◆ Task directions
Pick out the lines in the listing below that contain the word "true" and copy them.

◆ Records supplied
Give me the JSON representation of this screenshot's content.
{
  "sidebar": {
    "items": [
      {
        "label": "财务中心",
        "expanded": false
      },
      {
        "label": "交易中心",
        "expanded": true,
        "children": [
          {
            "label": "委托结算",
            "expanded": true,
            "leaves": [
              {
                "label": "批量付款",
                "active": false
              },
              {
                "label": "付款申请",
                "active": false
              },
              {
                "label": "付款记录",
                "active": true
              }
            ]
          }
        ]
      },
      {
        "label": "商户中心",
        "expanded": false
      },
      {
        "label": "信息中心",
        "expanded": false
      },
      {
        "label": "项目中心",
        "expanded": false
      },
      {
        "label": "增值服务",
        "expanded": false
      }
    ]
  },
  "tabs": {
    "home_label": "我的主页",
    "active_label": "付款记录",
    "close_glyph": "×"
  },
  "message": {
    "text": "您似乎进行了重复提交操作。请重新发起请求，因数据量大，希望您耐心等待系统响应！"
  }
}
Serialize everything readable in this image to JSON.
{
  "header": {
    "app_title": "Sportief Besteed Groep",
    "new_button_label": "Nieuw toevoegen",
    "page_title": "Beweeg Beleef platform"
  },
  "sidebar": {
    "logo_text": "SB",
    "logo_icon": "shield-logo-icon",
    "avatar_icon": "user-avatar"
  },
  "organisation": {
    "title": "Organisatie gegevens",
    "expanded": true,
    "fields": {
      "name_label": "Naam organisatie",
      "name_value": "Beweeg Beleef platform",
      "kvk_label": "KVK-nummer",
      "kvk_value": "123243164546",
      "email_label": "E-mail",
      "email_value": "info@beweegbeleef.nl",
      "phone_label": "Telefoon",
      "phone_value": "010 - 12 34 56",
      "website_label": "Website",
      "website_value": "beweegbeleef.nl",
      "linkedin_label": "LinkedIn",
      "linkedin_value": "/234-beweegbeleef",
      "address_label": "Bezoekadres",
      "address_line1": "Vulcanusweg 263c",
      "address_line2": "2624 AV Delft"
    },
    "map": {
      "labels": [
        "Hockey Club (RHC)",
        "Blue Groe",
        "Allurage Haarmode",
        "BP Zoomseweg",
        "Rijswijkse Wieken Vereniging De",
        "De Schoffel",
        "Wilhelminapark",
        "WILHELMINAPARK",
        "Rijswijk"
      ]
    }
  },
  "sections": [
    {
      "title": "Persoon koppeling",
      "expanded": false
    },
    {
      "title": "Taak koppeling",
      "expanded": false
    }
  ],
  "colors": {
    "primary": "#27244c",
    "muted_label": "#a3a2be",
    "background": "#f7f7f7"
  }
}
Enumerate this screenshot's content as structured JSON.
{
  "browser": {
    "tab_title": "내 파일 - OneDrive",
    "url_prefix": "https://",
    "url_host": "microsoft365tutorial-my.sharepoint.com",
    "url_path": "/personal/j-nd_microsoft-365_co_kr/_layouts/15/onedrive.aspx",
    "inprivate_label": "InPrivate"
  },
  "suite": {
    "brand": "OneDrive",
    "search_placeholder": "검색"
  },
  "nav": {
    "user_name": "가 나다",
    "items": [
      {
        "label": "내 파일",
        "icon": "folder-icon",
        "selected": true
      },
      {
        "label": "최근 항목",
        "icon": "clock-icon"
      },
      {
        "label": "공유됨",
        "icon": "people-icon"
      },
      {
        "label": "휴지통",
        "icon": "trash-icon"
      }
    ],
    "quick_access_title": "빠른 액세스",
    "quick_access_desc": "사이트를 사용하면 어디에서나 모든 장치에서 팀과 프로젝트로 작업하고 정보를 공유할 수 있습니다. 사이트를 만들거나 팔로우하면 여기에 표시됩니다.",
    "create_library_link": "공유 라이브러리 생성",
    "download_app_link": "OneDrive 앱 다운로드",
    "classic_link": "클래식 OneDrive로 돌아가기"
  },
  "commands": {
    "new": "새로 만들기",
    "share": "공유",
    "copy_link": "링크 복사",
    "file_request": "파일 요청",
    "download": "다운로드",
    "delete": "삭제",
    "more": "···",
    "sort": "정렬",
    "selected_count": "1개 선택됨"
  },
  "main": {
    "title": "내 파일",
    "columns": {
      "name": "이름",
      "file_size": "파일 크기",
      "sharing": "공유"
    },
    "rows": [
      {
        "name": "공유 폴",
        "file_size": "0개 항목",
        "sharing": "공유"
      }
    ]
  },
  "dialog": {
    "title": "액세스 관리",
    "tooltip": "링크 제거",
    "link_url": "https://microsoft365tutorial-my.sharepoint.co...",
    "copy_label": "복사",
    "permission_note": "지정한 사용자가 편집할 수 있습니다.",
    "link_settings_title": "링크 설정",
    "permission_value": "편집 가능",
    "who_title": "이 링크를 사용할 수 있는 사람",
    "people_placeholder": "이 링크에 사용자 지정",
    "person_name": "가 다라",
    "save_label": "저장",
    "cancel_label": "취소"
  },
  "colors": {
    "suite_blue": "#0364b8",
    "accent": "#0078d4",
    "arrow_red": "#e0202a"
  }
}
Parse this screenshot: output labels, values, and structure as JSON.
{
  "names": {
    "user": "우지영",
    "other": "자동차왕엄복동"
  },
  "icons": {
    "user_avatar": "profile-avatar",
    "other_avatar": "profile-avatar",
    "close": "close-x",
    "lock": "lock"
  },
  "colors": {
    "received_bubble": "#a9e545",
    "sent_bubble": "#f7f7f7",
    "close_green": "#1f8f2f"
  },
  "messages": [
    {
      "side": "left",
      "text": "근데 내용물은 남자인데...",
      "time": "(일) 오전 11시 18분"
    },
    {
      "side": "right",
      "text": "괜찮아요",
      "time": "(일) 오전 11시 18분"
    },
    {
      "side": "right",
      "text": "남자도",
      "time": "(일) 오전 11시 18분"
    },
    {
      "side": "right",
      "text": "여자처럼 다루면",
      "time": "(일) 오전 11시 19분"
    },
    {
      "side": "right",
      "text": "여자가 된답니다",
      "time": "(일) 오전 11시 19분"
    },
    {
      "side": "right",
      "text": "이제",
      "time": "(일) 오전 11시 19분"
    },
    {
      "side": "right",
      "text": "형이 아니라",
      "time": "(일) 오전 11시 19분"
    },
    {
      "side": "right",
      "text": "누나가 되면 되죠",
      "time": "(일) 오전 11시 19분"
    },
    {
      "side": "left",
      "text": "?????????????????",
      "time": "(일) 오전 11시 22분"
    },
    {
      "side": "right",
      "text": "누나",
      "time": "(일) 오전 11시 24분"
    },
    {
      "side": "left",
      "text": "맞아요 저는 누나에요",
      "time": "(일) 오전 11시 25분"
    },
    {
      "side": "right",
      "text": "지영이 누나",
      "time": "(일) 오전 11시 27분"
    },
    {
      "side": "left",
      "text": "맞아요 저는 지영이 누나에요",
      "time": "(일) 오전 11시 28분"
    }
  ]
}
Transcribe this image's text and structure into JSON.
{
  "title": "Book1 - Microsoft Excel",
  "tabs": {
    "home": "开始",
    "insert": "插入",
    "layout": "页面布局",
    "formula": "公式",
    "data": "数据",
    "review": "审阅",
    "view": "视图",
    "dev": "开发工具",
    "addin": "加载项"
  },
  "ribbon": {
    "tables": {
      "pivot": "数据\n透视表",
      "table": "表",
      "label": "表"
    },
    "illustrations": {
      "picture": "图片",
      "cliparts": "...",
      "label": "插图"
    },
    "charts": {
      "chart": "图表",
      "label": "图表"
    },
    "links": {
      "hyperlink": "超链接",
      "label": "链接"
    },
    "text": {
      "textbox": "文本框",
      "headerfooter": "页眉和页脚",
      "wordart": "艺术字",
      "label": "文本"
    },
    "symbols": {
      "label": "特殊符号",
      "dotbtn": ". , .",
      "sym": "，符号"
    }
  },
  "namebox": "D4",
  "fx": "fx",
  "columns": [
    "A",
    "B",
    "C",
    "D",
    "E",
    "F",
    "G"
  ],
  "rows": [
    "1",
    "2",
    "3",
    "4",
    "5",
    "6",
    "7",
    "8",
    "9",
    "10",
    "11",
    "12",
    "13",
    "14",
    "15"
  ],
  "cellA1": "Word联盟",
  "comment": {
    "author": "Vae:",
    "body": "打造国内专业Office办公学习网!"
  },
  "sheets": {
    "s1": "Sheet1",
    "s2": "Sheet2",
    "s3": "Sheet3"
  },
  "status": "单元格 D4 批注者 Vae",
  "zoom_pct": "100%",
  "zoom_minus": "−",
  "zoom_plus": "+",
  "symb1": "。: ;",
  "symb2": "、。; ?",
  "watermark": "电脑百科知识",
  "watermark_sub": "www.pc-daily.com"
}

◆ Solution to the exercise
        "expanded": true,
            "expanded": true,
                "active": true
    "expanded": true,
        "selected": true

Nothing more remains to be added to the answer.